Start

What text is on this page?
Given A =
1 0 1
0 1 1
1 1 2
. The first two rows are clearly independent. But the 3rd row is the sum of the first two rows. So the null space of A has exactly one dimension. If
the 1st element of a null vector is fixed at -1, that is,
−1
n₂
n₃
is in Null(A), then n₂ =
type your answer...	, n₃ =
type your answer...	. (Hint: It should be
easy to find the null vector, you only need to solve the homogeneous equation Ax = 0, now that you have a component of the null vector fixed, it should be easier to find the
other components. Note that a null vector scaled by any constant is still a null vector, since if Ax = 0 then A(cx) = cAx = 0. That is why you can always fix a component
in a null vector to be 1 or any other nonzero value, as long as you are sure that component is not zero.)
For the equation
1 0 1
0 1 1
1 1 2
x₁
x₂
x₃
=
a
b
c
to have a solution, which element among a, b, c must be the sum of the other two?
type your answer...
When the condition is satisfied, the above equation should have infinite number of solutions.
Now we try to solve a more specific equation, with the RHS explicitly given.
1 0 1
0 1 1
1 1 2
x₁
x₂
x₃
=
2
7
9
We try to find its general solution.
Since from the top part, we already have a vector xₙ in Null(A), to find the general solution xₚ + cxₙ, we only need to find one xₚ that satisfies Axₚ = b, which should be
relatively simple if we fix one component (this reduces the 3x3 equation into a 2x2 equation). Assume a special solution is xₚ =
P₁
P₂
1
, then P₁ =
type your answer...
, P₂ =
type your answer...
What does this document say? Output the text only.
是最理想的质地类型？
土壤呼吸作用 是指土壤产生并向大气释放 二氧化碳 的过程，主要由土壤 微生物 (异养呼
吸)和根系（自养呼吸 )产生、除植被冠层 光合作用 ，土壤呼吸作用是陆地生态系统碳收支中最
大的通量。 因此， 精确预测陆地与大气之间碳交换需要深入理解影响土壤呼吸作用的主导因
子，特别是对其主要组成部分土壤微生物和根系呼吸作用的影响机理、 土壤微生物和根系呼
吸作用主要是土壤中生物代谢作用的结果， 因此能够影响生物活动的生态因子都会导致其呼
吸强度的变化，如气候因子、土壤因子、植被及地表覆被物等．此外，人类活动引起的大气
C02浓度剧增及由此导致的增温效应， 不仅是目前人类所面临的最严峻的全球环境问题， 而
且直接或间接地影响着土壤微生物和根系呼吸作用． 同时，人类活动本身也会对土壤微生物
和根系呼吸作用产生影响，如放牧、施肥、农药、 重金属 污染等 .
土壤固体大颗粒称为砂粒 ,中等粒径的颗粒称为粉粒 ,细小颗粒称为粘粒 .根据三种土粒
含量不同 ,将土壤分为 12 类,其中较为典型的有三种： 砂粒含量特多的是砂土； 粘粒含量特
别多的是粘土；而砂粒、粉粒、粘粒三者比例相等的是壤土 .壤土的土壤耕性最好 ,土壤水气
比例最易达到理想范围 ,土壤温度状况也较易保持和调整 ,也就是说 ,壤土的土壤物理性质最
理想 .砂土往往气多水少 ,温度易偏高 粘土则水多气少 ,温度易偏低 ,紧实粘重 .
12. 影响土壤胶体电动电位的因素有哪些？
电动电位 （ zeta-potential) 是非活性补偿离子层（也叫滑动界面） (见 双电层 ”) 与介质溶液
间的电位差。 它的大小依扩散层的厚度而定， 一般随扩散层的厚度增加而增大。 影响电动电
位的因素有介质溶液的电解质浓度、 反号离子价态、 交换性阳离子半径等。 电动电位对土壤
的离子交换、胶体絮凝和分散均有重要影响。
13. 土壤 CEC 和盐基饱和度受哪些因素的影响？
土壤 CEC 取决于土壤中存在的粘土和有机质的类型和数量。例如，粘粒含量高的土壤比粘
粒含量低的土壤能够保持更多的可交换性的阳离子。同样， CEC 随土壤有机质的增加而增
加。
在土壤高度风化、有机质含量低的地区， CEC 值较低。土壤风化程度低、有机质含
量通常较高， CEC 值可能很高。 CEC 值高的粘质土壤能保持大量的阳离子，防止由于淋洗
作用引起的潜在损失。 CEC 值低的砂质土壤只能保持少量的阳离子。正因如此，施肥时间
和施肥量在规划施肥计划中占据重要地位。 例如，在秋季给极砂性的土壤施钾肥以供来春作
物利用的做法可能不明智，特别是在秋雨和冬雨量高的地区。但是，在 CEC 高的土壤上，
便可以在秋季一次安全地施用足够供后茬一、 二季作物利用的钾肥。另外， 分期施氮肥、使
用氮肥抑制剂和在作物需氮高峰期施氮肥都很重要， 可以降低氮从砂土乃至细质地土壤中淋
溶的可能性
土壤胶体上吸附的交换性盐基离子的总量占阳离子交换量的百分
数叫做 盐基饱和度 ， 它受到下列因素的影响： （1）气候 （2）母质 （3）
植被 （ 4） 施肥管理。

End

EXERCISE REQUIREMENTS >> Go over the entries above and say how many lines hold the string "component", with no other text.

REPLY >> 4